EXERCISE OBJECTIVE -> Write out every record in full, exactly as written, please.
━━━━━━
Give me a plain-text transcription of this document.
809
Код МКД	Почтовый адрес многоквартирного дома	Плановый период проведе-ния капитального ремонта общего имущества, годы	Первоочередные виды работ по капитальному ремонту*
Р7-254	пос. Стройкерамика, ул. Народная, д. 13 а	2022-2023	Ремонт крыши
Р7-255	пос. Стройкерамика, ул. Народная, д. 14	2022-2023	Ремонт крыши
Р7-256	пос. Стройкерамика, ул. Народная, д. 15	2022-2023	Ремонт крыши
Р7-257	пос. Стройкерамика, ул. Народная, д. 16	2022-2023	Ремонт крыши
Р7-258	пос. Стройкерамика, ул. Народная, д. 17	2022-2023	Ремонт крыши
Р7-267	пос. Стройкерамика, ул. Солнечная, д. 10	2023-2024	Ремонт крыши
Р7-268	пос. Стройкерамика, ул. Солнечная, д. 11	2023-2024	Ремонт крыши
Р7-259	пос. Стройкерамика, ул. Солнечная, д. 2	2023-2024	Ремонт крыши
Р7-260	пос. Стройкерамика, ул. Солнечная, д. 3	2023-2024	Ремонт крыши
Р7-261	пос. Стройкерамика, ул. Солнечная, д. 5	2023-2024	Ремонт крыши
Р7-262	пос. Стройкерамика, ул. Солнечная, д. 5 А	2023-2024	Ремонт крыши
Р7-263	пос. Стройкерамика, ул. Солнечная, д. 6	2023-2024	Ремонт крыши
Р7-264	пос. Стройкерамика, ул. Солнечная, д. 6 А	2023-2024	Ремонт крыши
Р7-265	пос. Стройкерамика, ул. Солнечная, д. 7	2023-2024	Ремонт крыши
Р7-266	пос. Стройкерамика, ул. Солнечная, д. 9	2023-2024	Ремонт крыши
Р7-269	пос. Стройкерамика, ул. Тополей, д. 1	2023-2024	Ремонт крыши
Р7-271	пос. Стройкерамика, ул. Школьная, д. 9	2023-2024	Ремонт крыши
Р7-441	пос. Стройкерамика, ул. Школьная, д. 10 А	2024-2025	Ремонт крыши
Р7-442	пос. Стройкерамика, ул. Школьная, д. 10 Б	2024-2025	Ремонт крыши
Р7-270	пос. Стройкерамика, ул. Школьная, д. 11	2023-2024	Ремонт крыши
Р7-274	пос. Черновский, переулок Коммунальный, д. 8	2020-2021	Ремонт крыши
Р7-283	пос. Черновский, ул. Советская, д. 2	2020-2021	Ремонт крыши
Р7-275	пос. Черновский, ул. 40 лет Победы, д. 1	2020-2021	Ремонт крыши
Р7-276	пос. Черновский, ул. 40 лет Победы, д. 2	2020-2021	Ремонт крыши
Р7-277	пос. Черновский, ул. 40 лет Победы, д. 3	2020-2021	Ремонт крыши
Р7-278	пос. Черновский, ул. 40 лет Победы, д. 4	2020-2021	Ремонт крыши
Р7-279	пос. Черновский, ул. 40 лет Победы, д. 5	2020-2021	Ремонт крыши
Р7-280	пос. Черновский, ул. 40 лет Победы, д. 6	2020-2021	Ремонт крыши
━━━━━━
WRITTEN REPLY ->
Give me a plain-text transcription of this document.
809
Код МКД	Почтовый адрес многоквартирного дома	Плановый период проведе-ния капитального ремонта общего имущества, годы	Первоочередные виды работ по капитальному ремонту*
Р7-254	пос. Стройкерамика, ул. Народная, д. 13 а	2022-2023	Ремонт крыши
Р7-255	пос. Стройкерамика, ул. Народная, д. 14	2022-2023	Ремонт крыши
Р7-256	пос. Стройкерамика, ул. Народная, д. 15	2022-2023	Ремонт крыши
Р7-257	пос. Стройкерамика, ул. Народная, д. 16	2022-2023	Ремонт крыши
Р7-258	пос. Стройкерамика, ул. Народная, д. 17	2022-2023	Ремонт крыши
Р7-267	пос. Стройкерамика, ул. Солнечная, д. 10	2023-2024	Ремонт крыши
Р7-268	пос. Стройкерамика, ул. Солнечная, д. 11	2023-2024	Ремонт крыши
Р7-259	пос. Стройкерамика, ул. Солнечная, д. 2	2023-2024	Ремонт крыши
Р7-260	пос. Стройкерамика, ул. Солнечная, д. 3	2023-2024	Ремонт крыши
Р7-261	пос. Стройкерамика, ул. Солнечная, д. 5	2023-2024	Ремонт крыши
Р7-262	пос. Стройкерамика, ул. Солнечная, д. 5 А	2023-2024	Ремонт крыши
Р7-263	пос. Стройкерамика, ул. Солнечная, д. 6	2023-2024	Ремонт крыши
Р7-264	пос. Стройкерамика, ул. Солнечная, д. 6 А	2023-2024	Ремонт крыши
Р7-265	пос. Стройкерамика, ул. Солнечная, д. 7	2023-2024	Ремонт крыши
Р7-266	пос. Стройкерамика, ул. Солнечная, д. 9	2023-2024	Ремонт крыши
Р7-269	пос. Стройкерамика, ул. Тополей, д. 1	2023-2024	Ремонт крыши
Р7-271	пос. Стройкерамика, ул. Школьная, д. 9	2023-2024	Ремонт крыши
Р7-441	пос. Стройкерамика, ул. Школьная, д. 10 А	2024-2025	Ремонт крыши
Р7-442	пос. Стройкерамика, ул. Школьная, д. 10 Б	2024-2025	Ремонт крыши
Р7-270	пос. Стройкерамика, ул. Школьная, д. 11	2023-2024	Ремонт крыши
Р7-274	пос. Черновский, переулок Коммунальный, д. 8	2020-2021	Ремонт крыши
Р7-283	пос. Черновский, ул. Советская, д. 2	2020-2021	Ремонт крыши
Р7-275	пос. Черновский, ул. 40 лет Победы, д. 1	2020-2021	Ремонт крыши
Р7-276	пос. Черновский, ул. 40 лет Победы, д. 2	2020-2021	Ремонт крыши
Р7-277	пос. Черновский, ул. 40 лет Победы, д. 3	2020-2021	Ремонт крыши
Р7-278	пос. Черновский, ул. 40 лет Победы, д. 4	2020-2021	Ремонт крыши
Р7-279	пос. Черновский, ул. 40 лет Победы, д. 5	2020-2021	Ремонт крыши
Р7-280	пос. Черновский, ул. 40 лет Победы, д. 6	2020-2021	Ремонт крыши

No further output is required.